Can you output the records below exactly as they are written?

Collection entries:
_ _ _ _ _ _ _
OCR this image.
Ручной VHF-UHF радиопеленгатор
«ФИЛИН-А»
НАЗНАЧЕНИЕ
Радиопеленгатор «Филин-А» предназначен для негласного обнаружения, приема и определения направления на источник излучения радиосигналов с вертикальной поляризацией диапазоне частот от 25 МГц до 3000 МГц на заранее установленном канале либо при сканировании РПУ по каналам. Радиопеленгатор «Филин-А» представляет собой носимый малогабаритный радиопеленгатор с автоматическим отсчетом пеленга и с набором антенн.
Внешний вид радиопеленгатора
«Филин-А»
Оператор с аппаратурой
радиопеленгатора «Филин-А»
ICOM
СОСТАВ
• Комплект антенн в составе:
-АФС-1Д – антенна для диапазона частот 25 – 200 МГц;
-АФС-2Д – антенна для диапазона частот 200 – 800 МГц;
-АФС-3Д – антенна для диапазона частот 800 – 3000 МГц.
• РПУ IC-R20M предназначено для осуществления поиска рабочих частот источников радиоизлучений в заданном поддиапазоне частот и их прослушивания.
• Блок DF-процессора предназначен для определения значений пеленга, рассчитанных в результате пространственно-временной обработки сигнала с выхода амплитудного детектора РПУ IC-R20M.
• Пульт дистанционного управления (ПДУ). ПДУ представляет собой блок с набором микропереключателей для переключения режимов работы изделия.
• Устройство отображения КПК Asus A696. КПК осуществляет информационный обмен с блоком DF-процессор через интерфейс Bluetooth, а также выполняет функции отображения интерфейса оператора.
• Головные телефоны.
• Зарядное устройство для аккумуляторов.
_ _ _ _ _ _ _
_FINAL RESULT_:
OCR this image.
Ручной VHF-UHF радиопеленгатор
«ФИЛИН-А»
НАЗНАЧЕНИЕ
Радиопеленгатор «Филин-А» предназначен для негласного обнаружения, приема и определения направления на источник излучения радиосигналов с вертикальной поляризацией диапазоне частот от 25 МГц до 3000 МГц на заранее установленном канале либо при сканировании РПУ по каналам. Радиопеленгатор «Филин-А» представляет собой носимый малогабаритный радиопеленгатор с автоматическим отсчетом пеленга и с набором антенн.
Внешний вид радиопеленгатора
«Филин-А»
Оператор с аппаратурой
радиопеленгатора «Филин-А»
ICOM
СОСТАВ
• Комплект антенн в составе:
-АФС-1Д – антенна для диапазона частот 25 – 200 МГц;
-АФС-2Д – антенна для диапазона частот 200 – 800 МГц;
-АФС-3Д – антенна для диапазона частот 800 – 3000 МГц.
• РПУ IC-R20M предназначено для осуществления поиска рабочих частот источников радиоизлучений в заданном поддиапазоне частот и их прослушивания.
• Блок DF-процессора предназначен для определения значений пеленга, рассчитанных в результате пространственно-временной обработки сигнала с выхода амплитудного детектора РПУ IC-R20M.
• Пульт дистанционного управления (ПДУ). ПДУ представляет собой блок с набором микропереключателей для переключения режимов работы изделия.
• Устройство отображения КПК Asus A696. КПК осуществляет информационный обмен с блоком DF-процессор через интерфейс Bluetooth, а также выполняет функции отображения интерфейса оператора.
• Головные телефоны.
• Зарядное устройство для аккумуляторов.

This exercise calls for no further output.